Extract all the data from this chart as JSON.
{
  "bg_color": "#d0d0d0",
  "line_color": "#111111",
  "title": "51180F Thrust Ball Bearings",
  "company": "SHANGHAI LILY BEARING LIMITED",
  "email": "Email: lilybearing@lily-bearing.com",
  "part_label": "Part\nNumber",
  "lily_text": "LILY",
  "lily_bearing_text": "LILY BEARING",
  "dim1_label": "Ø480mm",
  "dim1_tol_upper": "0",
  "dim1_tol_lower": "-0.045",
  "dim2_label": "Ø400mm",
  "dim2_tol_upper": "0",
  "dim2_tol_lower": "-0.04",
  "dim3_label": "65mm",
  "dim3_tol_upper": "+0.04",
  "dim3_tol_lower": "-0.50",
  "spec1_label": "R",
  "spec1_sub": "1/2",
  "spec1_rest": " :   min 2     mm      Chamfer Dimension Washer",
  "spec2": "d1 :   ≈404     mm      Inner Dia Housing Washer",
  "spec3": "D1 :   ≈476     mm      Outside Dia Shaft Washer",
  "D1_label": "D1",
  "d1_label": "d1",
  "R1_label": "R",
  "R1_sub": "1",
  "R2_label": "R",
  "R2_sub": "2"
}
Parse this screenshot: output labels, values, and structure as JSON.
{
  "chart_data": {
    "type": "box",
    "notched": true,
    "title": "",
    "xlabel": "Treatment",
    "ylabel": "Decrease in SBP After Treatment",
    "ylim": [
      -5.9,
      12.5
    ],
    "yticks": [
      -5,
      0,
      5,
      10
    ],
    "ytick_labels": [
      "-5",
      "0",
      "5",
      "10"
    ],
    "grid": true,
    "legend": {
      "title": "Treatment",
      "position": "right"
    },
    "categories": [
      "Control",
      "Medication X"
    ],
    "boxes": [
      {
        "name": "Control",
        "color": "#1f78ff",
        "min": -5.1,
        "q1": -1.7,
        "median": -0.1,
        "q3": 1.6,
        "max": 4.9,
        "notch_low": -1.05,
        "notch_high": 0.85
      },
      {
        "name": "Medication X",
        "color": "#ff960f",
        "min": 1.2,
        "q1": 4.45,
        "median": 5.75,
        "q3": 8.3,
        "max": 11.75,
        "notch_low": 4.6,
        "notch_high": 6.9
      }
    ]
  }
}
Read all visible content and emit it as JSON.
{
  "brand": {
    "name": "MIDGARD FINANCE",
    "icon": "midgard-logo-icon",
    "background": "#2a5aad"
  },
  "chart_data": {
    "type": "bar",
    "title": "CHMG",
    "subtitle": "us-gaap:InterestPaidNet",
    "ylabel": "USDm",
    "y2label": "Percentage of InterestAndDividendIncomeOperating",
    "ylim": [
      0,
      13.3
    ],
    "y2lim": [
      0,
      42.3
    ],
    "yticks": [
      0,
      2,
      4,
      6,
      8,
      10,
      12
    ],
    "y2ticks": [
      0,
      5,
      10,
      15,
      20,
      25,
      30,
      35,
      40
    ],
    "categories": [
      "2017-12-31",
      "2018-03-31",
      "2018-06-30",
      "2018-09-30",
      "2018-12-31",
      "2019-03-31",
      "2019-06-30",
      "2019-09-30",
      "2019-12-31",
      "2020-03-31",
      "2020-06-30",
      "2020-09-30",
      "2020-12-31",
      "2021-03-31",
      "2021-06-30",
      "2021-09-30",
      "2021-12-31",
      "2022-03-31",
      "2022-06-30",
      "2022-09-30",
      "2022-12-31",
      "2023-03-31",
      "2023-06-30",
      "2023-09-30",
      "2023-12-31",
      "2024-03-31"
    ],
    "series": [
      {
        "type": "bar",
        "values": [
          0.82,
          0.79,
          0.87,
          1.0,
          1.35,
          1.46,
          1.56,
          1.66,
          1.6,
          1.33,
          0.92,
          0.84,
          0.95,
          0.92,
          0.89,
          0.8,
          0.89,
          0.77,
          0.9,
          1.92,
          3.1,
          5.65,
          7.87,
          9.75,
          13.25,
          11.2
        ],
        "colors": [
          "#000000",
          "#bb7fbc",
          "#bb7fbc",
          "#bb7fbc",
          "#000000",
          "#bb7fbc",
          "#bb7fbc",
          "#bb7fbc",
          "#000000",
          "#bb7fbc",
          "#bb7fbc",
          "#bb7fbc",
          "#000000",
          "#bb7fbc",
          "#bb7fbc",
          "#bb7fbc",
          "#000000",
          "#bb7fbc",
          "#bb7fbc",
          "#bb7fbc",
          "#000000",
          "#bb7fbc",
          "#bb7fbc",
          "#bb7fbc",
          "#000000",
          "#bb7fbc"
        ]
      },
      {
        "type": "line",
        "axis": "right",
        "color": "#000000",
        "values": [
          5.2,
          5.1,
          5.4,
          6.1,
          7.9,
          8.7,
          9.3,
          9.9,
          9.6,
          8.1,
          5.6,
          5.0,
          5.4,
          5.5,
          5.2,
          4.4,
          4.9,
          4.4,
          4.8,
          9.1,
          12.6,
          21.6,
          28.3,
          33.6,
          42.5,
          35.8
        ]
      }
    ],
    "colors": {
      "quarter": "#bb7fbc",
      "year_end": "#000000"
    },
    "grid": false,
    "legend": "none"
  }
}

------------

Aim of the task:
Output the records above in their entirety, exactly.

Full answer:
Extract all the data from this chart as JSON.
{
  "bg_color": "#d0d0d0",
  "line_color": "#111111",
  "title": "51180F Thrust Ball Bearings",
  "company": "SHANGHAI LILY BEARING LIMITED",
  "email": "Email: lilybearing@lily-bearing.com",
  "part_label": "Part\nNumber",
  "lily_text": "LILY",
  "lily_bearing_text": "LILY BEARING",
  "dim1_label": "Ø480mm",
  "dim1_tol_upper": "0",
  "dim1_tol_lower": "-0.045",
  "dim2_label": "Ø400mm",
  "dim2_tol_upper": "0",
  "dim2_tol_lower": "-0.04",
  "dim3_label": "65mm",
  "dim3_tol_upper": "+0.04",
  "dim3_tol_lower": "-0.50",
  "spec1_label": "R",
  "spec1_sub": "1/2",
  "spec1_rest": " :   min 2     mm      Chamfer Dimension Washer",
  "spec2": "d1 :   ≈404     mm      Inner Dia Housing Washer",
  "spec3": "D1 :   ≈476     mm      Outside Dia Shaft Washer",
  "D1_label": "D1",
  "d1_label": "d1",
  "R1_label": "R",
  "R1_sub": "1",
  "R2_label": "R",
  "R2_sub": "2"
}
Parse this screenshot: output labels, values, and structure as JSON.
{
  "chart_data": {
    "type": "box",
    "notched": true,
    "title": "",
    "xlabel": "Treatment",
    "ylabel": "Decrease in SBP After Treatment",
    "ylim": [
      -5.9,
      12.5
    ],
    "yticks": [
      -5,
      0,
      5,
      10
    ],
    "ytick_labels": [
      "-5",
      "0",
      "5",
      "10"
    ],
    "grid": true,
    "legend": {
      "title": "Treatment",
      "position": "right"
    },
    "categories": [
      "Control",
      "Medication X"
    ],
    "boxes": [
      {
        "name": "Control",
        "color": "#1f78ff",
        "min": -5.1,
        "q1": -1.7,
        "median": -0.1,
        "q3": 1.6,
        "max": 4.9,
        "notch_low": -1.05,
        "notch_high": 0.85
      },
      {
        "name": "Medication X",
        "color": "#ff960f",
        "min": 1.2,
        "q1": 4.45,
        "median": 5.75,
        "q3": 8.3,
        "max": 11.75,
        "notch_low": 4.6,
        "notch_high": 6.9
      }
    ]
  }
}
Read all visible content and emit it as JSON.
{
  "brand": {
    "name": "MIDGARD FINANCE",
    "icon": "midgard-logo-icon",
    "background": "#2a5aad"
  },
  "chart_data": {
    "type": "bar",
    "title": "CHMG",
    "subtitle": "us-gaap:InterestPaidNet",
    "ylabel": "USDm",
    "y2label": "Percentage of InterestAndDividendIncomeOperating",
    "ylim": [
      0,
      13.3
    ],
    "y2lim": [
      0,
      42.3
    ],
    "yticks": [
      0,
      2,
      4,
      6,
      8,
      10,
      12
    ],
    "y2ticks": [
      0,
      5,
      10,
      15,
      20,
      25,
      30,
      35,
      40
    ],
    "categories": [
      "2017-12-31",
      "2018-03-31",
      "2018-06-30",
      "2018-09-30",
      "2018-12-31",
      "2019-03-31",
      "2019-06-30",
      "2019-09-30",
      "2019-12-31",
      "2020-03-31",
      "2020-06-30",
      "2020-09-30",
      "2020-12-31",
      "2021-03-31",
      "2021-06-30",
      "2021-09-30",
      "2021-12-31",
      "2022-03-31",
      "2022-06-30",
      "2022-09-30",
      "2022-12-31",
      "2023-03-31",
      "2023-06-30",
      "2023-09-30",
      "2023-12-31",
      "2024-03-31"
    ],
    "series": [
      {
        "type": "bar",
        "values": [
          0.82,
          0.79,
          0.87,
          1.0,
          1.35,
          1.46,
          1.56,
          1.66,
          1.6,
          1.33,
          0.92,
          0.84,
          0.95,
          0.92,
          0.89,
          0.8,
          0.89,
          0.77,
          0.9,
          1.92,
          3.1,
          5.65,
          7.87,
          9.75,
          13.25,
          11.2
        ],
        "colors": [
          "#000000",
          "#bb7fbc",
          "#bb7fbc",
          "#bb7fbc",
          "#000000",
          "#bb7fbc",
          "#bb7fbc",
          "#bb7fbc",
          "#000000",
          "#bb7fbc",
          "#bb7fbc",
          "#bb7fbc",
          "#000000",
          "#bb7fbc",
          "#bb7fbc",
          "#bb7fbc",
          "#000000",
          "#bb7fbc",
          "#bb7fbc",
          "#bb7fbc",
          "#000000",
          "#bb7fbc",
          "#bb7fbc",
          "#bb7fbc",
          "#000000",
          "#bb7fbc"
        ]
      },
      {
        "type": "line",
        "axis": "right",
        "color": "#000000",
        "values": [
          5.2,
          5.1,
          5.4,
          6.1,
          7.9,
          8.7,
          9.3,
          9.9,
          9.6,
          8.1,
          5.6,
          5.0,
          5.4,
          5.5,
          5.2,
          4.4,
          4.9,
          4.4,
          4.8,
          9.1,
          12.6,
          21.6,
          28.3,
          33.6,
          42.5,
          35.8
        ]
      }
    ],
    "colors": {
      "quarter": "#bb7fbc",
      "year_end": "#000000"
    },
    "grid": false,
    "legend": "none"
  }
}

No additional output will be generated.